(Records from a data source)
- - -

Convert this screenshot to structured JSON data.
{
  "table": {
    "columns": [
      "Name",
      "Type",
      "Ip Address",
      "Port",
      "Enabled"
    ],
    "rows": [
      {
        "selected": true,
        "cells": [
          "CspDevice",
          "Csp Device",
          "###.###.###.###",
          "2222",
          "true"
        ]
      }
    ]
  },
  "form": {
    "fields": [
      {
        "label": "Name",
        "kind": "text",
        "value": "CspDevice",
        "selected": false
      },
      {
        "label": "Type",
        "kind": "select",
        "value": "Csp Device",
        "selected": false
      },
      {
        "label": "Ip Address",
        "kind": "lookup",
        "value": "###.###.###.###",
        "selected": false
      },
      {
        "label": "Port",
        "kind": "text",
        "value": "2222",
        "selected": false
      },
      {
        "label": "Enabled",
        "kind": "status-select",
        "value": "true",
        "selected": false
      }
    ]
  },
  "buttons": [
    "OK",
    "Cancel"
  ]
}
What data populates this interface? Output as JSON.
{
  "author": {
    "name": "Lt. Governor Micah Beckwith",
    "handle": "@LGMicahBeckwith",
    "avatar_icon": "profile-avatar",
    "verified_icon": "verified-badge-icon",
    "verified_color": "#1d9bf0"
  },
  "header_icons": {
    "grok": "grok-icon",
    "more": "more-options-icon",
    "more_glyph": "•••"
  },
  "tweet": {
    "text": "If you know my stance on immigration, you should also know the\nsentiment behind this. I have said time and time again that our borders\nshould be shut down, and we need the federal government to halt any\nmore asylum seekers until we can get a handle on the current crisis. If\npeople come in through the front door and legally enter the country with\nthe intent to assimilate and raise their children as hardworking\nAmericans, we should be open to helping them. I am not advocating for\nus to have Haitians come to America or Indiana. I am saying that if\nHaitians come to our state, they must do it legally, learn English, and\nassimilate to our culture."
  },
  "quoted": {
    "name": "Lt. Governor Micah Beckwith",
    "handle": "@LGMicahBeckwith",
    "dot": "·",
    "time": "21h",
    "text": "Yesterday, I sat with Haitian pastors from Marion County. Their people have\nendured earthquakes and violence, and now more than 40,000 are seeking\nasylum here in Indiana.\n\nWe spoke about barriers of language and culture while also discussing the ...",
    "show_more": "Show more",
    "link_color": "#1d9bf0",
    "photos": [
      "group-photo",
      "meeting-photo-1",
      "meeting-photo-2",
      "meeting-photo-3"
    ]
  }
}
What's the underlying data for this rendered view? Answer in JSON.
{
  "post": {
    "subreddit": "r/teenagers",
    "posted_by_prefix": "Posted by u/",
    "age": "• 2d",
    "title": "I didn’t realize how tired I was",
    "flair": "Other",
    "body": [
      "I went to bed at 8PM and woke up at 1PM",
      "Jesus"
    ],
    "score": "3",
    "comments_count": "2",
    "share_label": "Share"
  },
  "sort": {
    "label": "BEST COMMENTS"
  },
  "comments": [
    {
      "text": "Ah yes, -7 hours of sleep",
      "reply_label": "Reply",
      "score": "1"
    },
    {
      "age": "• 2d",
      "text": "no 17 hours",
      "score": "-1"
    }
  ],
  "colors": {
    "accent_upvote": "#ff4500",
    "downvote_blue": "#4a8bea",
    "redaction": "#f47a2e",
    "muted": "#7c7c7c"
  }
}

- - -

Pick out each line in the material containing "value".

• _In response_:
        "value": "CspDevice",
        "value": "Csp Device",
        "value": "###.###.###.###",
        "value": "2222",
        "value": "true",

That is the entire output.